SOURCE MATERIAL ::

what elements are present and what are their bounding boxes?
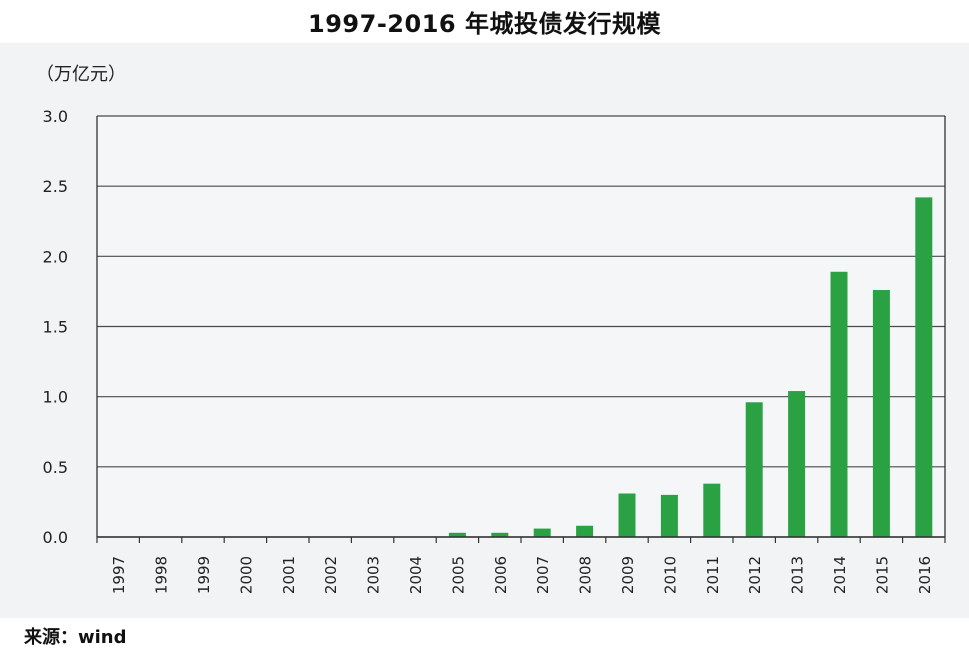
y-axis-ticks: 0.0 0.5 1.0 1.5 2.0 2.5 3.0 bbox=[43, 107, 68, 547]
y-tick-label: 0.5 bbox=[43, 458, 68, 477]
x-tick-label-2014: 2014 bbox=[831, 556, 849, 594]
bar-2012 bbox=[745, 402, 763, 537]
bar-2008 bbox=[576, 525, 594, 537]
y-tick-label: 3.0 bbox=[43, 107, 68, 126]
y-axis-unit-label: （万亿元） bbox=[36, 64, 126, 85]
bar-2006 bbox=[491, 532, 509, 537]
axes bbox=[96, 116, 946, 543]
bar-2007 bbox=[533, 528, 551, 537]
y-tick-label: 2.5 bbox=[43, 177, 68, 196]
x-tick-label-2005: 2005 bbox=[449, 556, 467, 594]
bar-2014 bbox=[830, 271, 848, 537]
bar-2015 bbox=[872, 290, 890, 537]
gridlines bbox=[97, 115, 945, 538]
x-tick-label-1997: 1997 bbox=[110, 556, 128, 594]
y-tick-label: 1.5 bbox=[43, 318, 68, 337]
x-tick-label-2016: 2016 bbox=[916, 556, 934, 594]
y-tick-label: 1.0 bbox=[43, 388, 68, 407]
bars bbox=[448, 197, 933, 538]
y-tick-label: 0.0 bbox=[43, 528, 68, 547]
x-tick-label-2008: 2008 bbox=[577, 556, 595, 594]
x-tick-label-2015: 2015 bbox=[873, 556, 891, 594]
y-tick-label: 2.0 bbox=[43, 247, 68, 266]
bar-2016 bbox=[915, 197, 933, 538]
bar-2013 bbox=[788, 391, 806, 537]
x-tick-label-1998: 1998 bbox=[153, 556, 171, 594]
bar-chart: 0.0 0.5 1.0 1.5 2.0 2.5 3.0 1997 1998 1999 2000 20… bbox=[43, 107, 946, 594]
x-tick-label-2001: 2001 bbox=[280, 556, 298, 594]
source-note: 来源：wind bbox=[24, 627, 127, 648]
x-tick-label-2003: 2003 bbox=[365, 556, 383, 594]
bar-2010 bbox=[660, 494, 678, 537]
bar-2011 bbox=[703, 483, 721, 537]
x-tick-label-2009: 2009 bbox=[619, 556, 637, 594]
x-tick-label-2010: 2010 bbox=[661, 556, 679, 594]
bar-2009 bbox=[618, 493, 636, 537]
x-tick-label-2012: 2012 bbox=[746, 556, 764, 594]
x-tick-label-2002: 2002 bbox=[322, 556, 340, 594]
x-tick-label-2013: 2013 bbox=[789, 556, 807, 594]
x-tick-label-2006: 2006 bbox=[492, 556, 510, 594]
bar-2005 bbox=[448, 532, 466, 537]
x-tick-label-2000: 2000 bbox=[237, 556, 255, 594]
x-tick-label-1999: 1999 bbox=[195, 556, 213, 594]
chart-title: 1997-2016 年城投债发行规模 bbox=[308, 10, 661, 38]
x-axis-ticks: 1997 1998 1999 2000 2001 2002 2003 2004 2005 2006… bbox=[110, 556, 934, 594]
x-tick-label-2007: 2007 bbox=[534, 556, 552, 594]
x-tick-label-2004: 2004 bbox=[407, 556, 425, 594]
x-tick-label-2011: 2011 bbox=[704, 556, 722, 594]
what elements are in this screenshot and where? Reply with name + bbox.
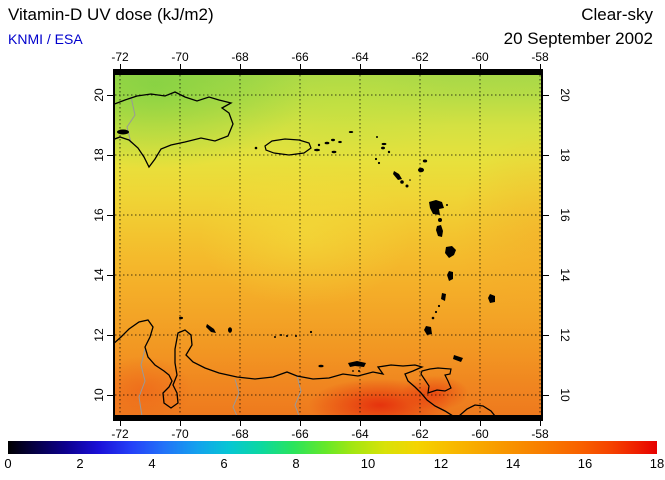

EXERCISE OBJECTIVE :: Copy out every line of the data above word for word, omitting the pictures.

CORRECT RESULT ::
what elements are present and what are their bounding boxes?
y-axis-ticks: 0.0 0.5 1.0 1.5 2.0 2.5 3.0 bbox=[43, 107, 68, 547]
y-tick-label: 0.5 bbox=[43, 458, 68, 477]
x-tick-label-2014: 2014 bbox=[831, 556, 849, 594]
bar-2012 bbox=[745, 402, 763, 537]
bar-2008 bbox=[576, 525, 594, 537]
y-tick-label: 3.0 bbox=[43, 107, 68, 126]
y-axis-unit-label: （万亿元） bbox=[36, 64, 126, 85]
bar-2006 bbox=[491, 532, 509, 537]
axes bbox=[96, 116, 946, 543]
bar-2007 bbox=[533, 528, 551, 537]
y-tick-label: 2.5 bbox=[43, 177, 68, 196]
x-tick-label-2005: 2005 bbox=[449, 556, 467, 594]
bar-2014 bbox=[830, 271, 848, 537]
bar-2015 bbox=[872, 290, 890, 537]
gridlines bbox=[97, 115, 945, 538]
x-tick-label-1997: 1997 bbox=[110, 556, 128, 594]
y-tick-label: 1.5 bbox=[43, 318, 68, 337]
x-tick-label-2016: 2016 bbox=[916, 556, 934, 594]
y-tick-label: 1.0 bbox=[43, 388, 68, 407]
bars bbox=[448, 197, 933, 538]
y-tick-label: 0.0 bbox=[43, 528, 68, 547]
x-tick-label-2008: 2008 bbox=[577, 556, 595, 594]
x-tick-label-2015: 2015 bbox=[873, 556, 891, 594]
y-tick-label: 2.0 bbox=[43, 247, 68, 266]
bar-2016 bbox=[915, 197, 933, 538]
bar-2013 bbox=[788, 391, 806, 537]
x-tick-label-1998: 1998 bbox=[153, 556, 171, 594]
bar-chart: 0.0 0.5 1.0 1.5 2.0 2.5 3.0 1997 1998 1999 2000 20… bbox=[43, 107, 946, 594]
x-tick-label-2001: 2001 bbox=[280, 556, 298, 594]
source-note: 来源：wind bbox=[24, 627, 127, 648]
x-tick-label-2003: 2003 bbox=[365, 556, 383, 594]
bar-2010 bbox=[660, 494, 678, 537]
bar-2011 bbox=[703, 483, 721, 537]
x-tick-label-2009: 2009 bbox=[619, 556, 637, 594]
x-tick-label-2010: 2010 bbox=[661, 556, 679, 594]
bar-2009 bbox=[618, 493, 636, 537]
x-tick-label-2012: 2012 bbox=[746, 556, 764, 594]
x-tick-label-2002: 2002 bbox=[322, 556, 340, 594]
x-tick-label-2013: 2013 bbox=[789, 556, 807, 594]
x-tick-label-2006: 2006 bbox=[492, 556, 510, 594]
bar-2005 bbox=[448, 532, 466, 537]
x-tick-label-2000: 2000 bbox=[237, 556, 255, 594]
x-tick-label-1999: 1999 bbox=[195, 556, 213, 594]
chart-title: 1997-2016 年城投债发行规模 bbox=[308, 10, 661, 38]
x-axis-ticks: 1997 1998 1999 2000 2001 2002 2003 2004 2005 2006… bbox=[110, 556, 934, 594]
x-tick-label-2007: 2007 bbox=[534, 556, 552, 594]
x-tick-label-2004: 2004 bbox=[407, 556, 425, 594]
x-tick-label-2011: 2011 bbox=[704, 556, 722, 594]
what elements are in this screenshot and where? Reply with name + bbox.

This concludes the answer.